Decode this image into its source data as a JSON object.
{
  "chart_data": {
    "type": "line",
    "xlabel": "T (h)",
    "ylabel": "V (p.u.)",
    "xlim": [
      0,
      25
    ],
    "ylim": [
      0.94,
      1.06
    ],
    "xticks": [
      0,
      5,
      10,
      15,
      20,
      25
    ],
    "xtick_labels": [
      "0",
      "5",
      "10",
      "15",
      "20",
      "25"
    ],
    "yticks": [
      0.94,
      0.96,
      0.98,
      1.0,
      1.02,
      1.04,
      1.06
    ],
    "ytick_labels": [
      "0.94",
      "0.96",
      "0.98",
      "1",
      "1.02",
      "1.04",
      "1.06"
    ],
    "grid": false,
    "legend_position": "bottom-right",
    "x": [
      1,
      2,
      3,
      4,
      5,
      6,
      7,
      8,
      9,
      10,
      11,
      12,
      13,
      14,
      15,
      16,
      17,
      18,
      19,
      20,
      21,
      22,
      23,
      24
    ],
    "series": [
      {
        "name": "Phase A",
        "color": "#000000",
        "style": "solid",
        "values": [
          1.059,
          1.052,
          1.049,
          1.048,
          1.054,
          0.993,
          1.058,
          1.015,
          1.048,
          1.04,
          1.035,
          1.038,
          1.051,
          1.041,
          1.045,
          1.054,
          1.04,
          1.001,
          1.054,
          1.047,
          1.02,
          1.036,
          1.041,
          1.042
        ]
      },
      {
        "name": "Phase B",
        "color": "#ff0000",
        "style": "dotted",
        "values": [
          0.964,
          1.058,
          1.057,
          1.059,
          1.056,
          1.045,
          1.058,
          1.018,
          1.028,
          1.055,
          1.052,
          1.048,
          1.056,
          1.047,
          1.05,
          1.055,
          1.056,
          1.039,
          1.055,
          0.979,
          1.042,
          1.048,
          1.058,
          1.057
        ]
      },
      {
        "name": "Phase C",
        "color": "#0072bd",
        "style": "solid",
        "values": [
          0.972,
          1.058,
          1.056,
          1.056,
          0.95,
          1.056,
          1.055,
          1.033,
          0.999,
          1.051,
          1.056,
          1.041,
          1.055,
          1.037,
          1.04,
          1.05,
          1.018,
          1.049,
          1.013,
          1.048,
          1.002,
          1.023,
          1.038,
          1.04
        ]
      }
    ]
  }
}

:::::

## WHAT IS NEEDED
Every line that holds the word "color" should be extracted.

## SOLUTION
        "color": "#000000",
        "color": "#ff0000",
        "color": "#0072bd",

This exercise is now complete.